Exercise goal
Transcribe every entry word for word, but skip the images.

───

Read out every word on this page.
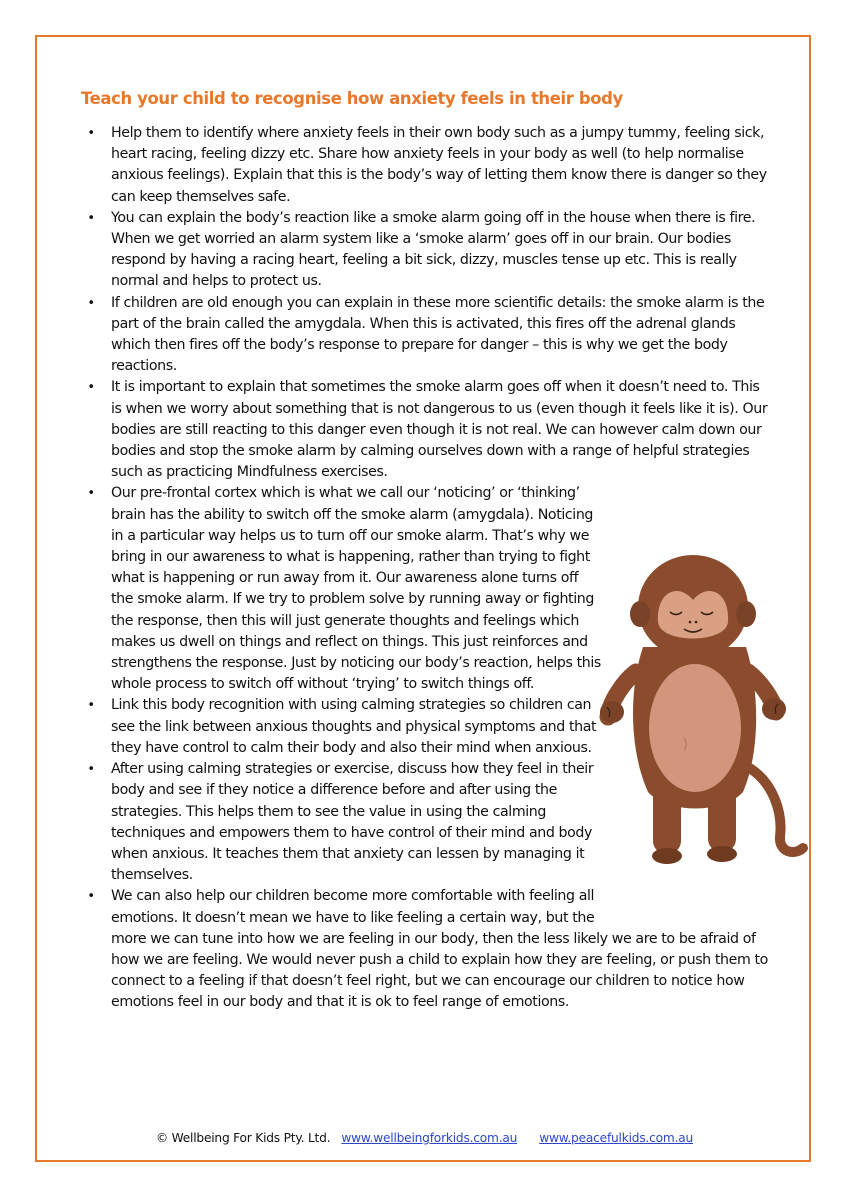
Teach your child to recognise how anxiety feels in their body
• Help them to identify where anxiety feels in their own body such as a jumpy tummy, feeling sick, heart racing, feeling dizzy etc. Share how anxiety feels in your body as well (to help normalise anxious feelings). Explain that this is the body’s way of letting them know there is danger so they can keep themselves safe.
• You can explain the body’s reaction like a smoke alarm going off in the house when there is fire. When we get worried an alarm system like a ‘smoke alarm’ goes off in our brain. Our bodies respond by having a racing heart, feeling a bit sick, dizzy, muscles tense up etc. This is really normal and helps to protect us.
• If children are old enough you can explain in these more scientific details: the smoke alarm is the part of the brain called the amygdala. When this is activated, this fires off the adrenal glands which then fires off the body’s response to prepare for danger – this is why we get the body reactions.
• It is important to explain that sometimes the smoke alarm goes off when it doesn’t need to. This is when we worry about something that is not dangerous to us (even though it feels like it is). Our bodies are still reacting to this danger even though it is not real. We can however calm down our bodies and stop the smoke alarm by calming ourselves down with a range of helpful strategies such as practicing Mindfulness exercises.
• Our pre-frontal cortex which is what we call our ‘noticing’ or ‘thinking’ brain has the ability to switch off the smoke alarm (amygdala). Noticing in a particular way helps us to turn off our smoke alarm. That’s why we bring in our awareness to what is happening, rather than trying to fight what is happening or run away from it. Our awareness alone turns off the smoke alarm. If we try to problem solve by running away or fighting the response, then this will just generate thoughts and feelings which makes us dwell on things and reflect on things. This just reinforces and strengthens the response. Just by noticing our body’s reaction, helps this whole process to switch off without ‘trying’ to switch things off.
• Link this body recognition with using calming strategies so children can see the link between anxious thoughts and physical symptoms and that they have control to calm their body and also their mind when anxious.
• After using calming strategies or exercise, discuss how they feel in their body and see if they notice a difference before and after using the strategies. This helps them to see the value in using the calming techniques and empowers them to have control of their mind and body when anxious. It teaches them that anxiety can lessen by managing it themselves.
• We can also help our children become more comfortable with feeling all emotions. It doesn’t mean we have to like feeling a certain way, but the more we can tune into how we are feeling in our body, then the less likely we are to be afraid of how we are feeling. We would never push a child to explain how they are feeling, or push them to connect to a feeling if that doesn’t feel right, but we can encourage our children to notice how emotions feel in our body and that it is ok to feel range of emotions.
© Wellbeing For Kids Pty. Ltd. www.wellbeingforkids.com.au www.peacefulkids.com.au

───

Reply
Read out every word on this page.
Teach your child to recognise how anxiety feels in their body
• Help them to identify where anxiety feels in their own body such as a jumpy tummy, feeling sick, heart racing, feeling dizzy etc. Share how anxiety feels in your body as well (to help normalise anxious feelings). Explain that this is the body’s way of letting them know there is danger so they can keep themselves safe.
• You can explain the body’s reaction like a smoke alarm going off in the house when there is fire. When we get worried an alarm system like a ‘smoke alarm’ goes off in our brain. Our bodies respond by having a racing heart, feeling a bit sick, dizzy, muscles tense up etc. This is really normal and helps to protect us.
• If children are old enough you can explain in these more scientific details: the smoke alarm is the part of the brain called the amygdala. When this is activated, this fires off the adrenal glands which then fires off the body’s response to prepare for danger – this is why we get the body reactions.
• It is important to explain that sometimes the smoke alarm goes off when it doesn’t need to. This is when we worry about something that is not dangerous to us (even though it feels like it is). Our bodies are still reacting to this danger even though it is not real. We can however calm down our bodies and stop the smoke alarm by calming ourselves down with a range of helpful strategies such as practicing Mindfulness exercises.
• Our pre-frontal cortex which is what we call our ‘noticing’ or ‘thinking’ brain has the ability to switch off the smoke alarm (amygdala). Noticing in a particular way helps us to turn off our smoke alarm. That’s why we bring in our awareness to what is happening, rather than trying to fight what is happening or run away from it. Our awareness alone turns off the smoke alarm. If we try to problem solve by running away or fighting the response, then this will just generate thoughts and feelings which makes us dwell on things and reflect on things. This just reinforces and strengthens the response. Just by noticing our body’s reaction, helps this whole process to switch off without ‘trying’ to switch things off.
• Link this body recognition with using calming strategies so children can see the link between anxious thoughts and physical symptoms and that they have control to calm their body and also their mind when anxious.
• After using calming strategies or exercise, discuss how they feel in their body and see if they notice a difference before and after using the strategies. This helps them to see the value in using the calming techniques and empowers them to have control of their mind and body when anxious. It teaches them that anxiety can lessen by managing it themselves.
• We can also help our children become more comfortable with feeling all emotions. It doesn’t mean we have to like feeling a certain way, but the more we can tune into how we are feeling in our body, then the less likely we are to be afraid of how we are feeling. We would never push a child to explain how they are feeling, or push them to connect to a feeling if that doesn’t feel right, but we can encourage our children to notice how emotions feel in our body and that it is ok to feel range of emotions.
© Wellbeing For Kids Pty. Ltd. www.wellbeingforkids.com.au www.peacefulkids.com.au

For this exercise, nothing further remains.